Stored records
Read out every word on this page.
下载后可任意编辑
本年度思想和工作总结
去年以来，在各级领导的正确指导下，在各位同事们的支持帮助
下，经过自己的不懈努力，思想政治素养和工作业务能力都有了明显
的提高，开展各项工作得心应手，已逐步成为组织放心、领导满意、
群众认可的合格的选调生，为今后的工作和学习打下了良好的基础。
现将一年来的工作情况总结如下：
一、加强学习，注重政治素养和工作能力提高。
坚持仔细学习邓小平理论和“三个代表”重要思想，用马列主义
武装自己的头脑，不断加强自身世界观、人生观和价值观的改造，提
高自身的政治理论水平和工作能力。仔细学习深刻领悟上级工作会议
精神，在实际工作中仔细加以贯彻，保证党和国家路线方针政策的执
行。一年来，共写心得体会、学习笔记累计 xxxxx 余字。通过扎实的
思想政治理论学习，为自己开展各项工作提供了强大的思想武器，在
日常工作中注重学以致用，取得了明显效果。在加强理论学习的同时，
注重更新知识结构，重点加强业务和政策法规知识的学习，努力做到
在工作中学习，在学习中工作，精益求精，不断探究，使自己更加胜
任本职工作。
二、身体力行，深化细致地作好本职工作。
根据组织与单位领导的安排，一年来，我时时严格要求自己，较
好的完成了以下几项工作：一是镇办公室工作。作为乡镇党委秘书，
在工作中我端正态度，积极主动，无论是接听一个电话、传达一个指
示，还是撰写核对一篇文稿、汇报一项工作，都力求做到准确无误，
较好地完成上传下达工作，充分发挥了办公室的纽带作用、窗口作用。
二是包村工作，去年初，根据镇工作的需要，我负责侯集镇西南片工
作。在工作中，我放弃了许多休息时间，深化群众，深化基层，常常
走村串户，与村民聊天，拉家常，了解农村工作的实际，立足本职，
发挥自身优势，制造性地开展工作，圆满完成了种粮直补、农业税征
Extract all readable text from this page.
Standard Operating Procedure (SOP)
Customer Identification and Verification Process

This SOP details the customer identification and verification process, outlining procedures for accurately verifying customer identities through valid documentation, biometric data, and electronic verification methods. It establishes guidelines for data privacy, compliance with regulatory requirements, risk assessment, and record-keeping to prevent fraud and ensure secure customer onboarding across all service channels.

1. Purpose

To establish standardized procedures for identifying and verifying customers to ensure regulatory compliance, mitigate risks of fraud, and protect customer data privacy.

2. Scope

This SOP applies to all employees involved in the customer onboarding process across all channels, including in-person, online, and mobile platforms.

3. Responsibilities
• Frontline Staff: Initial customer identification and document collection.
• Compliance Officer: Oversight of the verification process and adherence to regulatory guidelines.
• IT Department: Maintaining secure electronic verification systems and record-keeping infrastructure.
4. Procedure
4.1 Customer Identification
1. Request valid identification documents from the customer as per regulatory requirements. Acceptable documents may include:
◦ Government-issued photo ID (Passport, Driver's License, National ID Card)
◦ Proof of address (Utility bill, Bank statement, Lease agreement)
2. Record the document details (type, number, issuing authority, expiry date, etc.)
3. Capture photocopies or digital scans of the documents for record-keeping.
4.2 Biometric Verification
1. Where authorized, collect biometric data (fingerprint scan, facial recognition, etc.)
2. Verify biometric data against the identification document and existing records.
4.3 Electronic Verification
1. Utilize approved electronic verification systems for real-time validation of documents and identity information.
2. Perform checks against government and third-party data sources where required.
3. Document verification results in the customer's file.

Job = Pick out all lines from the data above in which the word "requirements" appears.

Answer to this task =
This SOP details the customer identification and verification process, outlining procedures for accurately verifying customer identities through valid documentation, biometric data, and electronic verification methods. It establishes guidelines for data privacy, compliance with regulatory requirements, risk assessment, and record-keeping to prevent fraud and ensure secure customer onboarding across all service channels.
1. Request valid identification documents from the customer as per regulatory requirements. Acceptable documents may include:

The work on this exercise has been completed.